■ What is required ■
Write out the whole listing word for word.

■ Material to process ■
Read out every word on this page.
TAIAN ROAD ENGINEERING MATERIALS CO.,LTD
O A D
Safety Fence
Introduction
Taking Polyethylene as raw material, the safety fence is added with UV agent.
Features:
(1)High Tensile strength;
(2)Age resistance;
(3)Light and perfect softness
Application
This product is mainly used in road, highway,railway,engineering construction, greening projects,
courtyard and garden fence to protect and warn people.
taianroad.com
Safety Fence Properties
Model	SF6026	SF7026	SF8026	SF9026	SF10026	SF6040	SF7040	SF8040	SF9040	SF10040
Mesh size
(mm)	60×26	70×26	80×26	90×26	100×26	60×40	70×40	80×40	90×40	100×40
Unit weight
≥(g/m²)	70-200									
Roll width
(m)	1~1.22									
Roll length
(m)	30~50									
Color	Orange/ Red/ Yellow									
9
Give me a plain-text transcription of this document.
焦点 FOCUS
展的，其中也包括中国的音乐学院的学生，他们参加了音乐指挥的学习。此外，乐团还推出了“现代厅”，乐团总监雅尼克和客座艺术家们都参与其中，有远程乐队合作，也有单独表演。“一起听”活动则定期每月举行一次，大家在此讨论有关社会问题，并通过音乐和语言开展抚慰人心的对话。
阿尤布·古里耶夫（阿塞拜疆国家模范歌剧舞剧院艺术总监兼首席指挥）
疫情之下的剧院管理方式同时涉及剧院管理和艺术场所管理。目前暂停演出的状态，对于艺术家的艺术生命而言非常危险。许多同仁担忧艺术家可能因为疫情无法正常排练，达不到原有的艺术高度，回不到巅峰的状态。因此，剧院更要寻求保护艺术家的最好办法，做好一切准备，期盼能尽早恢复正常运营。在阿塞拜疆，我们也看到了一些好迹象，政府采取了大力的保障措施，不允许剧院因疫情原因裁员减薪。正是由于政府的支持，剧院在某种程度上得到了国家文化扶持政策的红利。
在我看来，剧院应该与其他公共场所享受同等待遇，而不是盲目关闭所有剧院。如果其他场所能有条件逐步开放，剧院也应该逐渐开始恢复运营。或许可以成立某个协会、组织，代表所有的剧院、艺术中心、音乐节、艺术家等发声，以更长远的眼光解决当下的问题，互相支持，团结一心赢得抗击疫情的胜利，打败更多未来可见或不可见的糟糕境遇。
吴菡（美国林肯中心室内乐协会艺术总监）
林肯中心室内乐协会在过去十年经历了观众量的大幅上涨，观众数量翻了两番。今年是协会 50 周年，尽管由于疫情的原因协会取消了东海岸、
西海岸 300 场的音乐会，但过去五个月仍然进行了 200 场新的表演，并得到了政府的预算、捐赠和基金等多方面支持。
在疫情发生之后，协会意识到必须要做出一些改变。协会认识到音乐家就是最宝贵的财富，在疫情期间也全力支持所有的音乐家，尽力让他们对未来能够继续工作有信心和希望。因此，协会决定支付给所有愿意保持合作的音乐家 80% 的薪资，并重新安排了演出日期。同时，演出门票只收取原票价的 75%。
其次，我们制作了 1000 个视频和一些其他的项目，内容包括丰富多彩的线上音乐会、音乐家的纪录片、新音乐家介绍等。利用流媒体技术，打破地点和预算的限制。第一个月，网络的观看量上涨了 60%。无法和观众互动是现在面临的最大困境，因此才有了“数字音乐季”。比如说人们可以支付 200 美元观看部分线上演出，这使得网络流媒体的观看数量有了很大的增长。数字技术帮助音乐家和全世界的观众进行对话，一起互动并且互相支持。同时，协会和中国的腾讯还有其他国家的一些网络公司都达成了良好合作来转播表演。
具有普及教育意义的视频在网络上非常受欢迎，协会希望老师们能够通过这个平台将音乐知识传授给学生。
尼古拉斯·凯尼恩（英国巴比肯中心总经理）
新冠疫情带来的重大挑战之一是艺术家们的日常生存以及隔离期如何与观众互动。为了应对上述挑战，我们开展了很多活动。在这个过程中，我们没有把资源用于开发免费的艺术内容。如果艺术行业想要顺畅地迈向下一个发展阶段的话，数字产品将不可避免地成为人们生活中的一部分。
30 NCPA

■ Exercise result ■
Read out every word on this page.
TAIAN ROAD ENGINEERING MATERIALS CO.,LTD
O A D
Safety Fence
Introduction
Taking Polyethylene as raw material, the safety fence is added with UV agent.
Features:
(1)High Tensile strength;
(2)Age resistance;
(3)Light and perfect softness
Application
This product is mainly used in road, highway,railway,engineering construction, greening projects,
courtyard and garden fence to protect and warn people.
taianroad.com
Safety Fence Properties
Model	SF6026	SF7026	SF8026	SF9026	SF10026	SF6040	SF7040	SF8040	SF9040	SF10040
Mesh size
(mm)	60×26	70×26	80×26	90×26	100×26	60×40	70×40	80×40	90×40	100×40
Unit weight
≥(g/m²)	70-200									
Roll width
(m)	1~1.22									
Roll length
(m)	30~50									
Color	Orange/ Red/ Yellow									
9
Give me a plain-text transcription of this document.
焦点 FOCUS
展的，其中也包括中国的音乐学院的学生，他们参加了音乐指挥的学习。此外，乐团还推出了“现代厅”，乐团总监雅尼克和客座艺术家们都参与其中，有远程乐队合作，也有单独表演。“一起听”活动则定期每月举行一次，大家在此讨论有关社会问题，并通过音乐和语言开展抚慰人心的对话。
阿尤布·古里耶夫（阿塞拜疆国家模范歌剧舞剧院艺术总监兼首席指挥）
疫情之下的剧院管理方式同时涉及剧院管理和艺术场所管理。目前暂停演出的状态，对于艺术家的艺术生命而言非常危险。许多同仁担忧艺术家可能因为疫情无法正常排练，达不到原有的艺术高度，回不到巅峰的状态。因此，剧院更要寻求保护艺术家的最好办法，做好一切准备，期盼能尽早恢复正常运营。在阿塞拜疆，我们也看到了一些好迹象，政府采取了大力的保障措施，不允许剧院因疫情原因裁员减薪。正是由于政府的支持，剧院在某种程度上得到了国家文化扶持政策的红利。
在我看来，剧院应该与其他公共场所享受同等待遇，而不是盲目关闭所有剧院。如果其他场所能有条件逐步开放，剧院也应该逐渐开始恢复运营。或许可以成立某个协会、组织，代表所有的剧院、艺术中心、音乐节、艺术家等发声，以更长远的眼光解决当下的问题，互相支持，团结一心赢得抗击疫情的胜利，打败更多未来可见或不可见的糟糕境遇。
吴菡（美国林肯中心室内乐协会艺术总监）
林肯中心室内乐协会在过去十年经历了观众量的大幅上涨，观众数量翻了两番。今年是协会 50 周年，尽管由于疫情的原因协会取消了东海岸、
西海岸 300 场的音乐会，但过去五个月仍然进行了 200 场新的表演，并得到了政府的预算、捐赠和基金等多方面支持。
在疫情发生之后，协会意识到必须要做出一些改变。协会认识到音乐家就是最宝贵的财富，在疫情期间也全力支持所有的音乐家，尽力让他们对未来能够继续工作有信心和希望。因此，协会决定支付给所有愿意保持合作的音乐家 80% 的薪资，并重新安排了演出日期。同时，演出门票只收取原票价的 75%。
其次，我们制作了 1000 个视频和一些其他的项目，内容包括丰富多彩的线上音乐会、音乐家的纪录片、新音乐家介绍等。利用流媒体技术，打破地点和预算的限制。第一个月，网络的观看量上涨了 60%。无法和观众互动是现在面临的最大困境，因此才有了“数字音乐季”。比如说人们可以支付 200 美元观看部分线上演出，这使得网络流媒体的观看数量有了很大的增长。数字技术帮助音乐家和全世界的观众进行对话，一起互动并且互相支持。同时，协会和中国的腾讯还有其他国家的一些网络公司都达成了良好合作来转播表演。
具有普及教育意义的视频在网络上非常受欢迎，协会希望老师们能够通过这个平台将音乐知识传授给学生。
尼古拉斯·凯尼恩（英国巴比肯中心总经理）
新冠疫情带来的重大挑战之一是艺术家们的日常生存以及隔离期如何与观众互动。为了应对上述挑战，我们开展了很多活动。在这个过程中，我们没有把资源用于开发免费的艺术内容。如果艺术行业想要顺畅地迈向下一个发展阶段的话，数字产品将不可避免地成为人们生活中的一部分。
30 NCPA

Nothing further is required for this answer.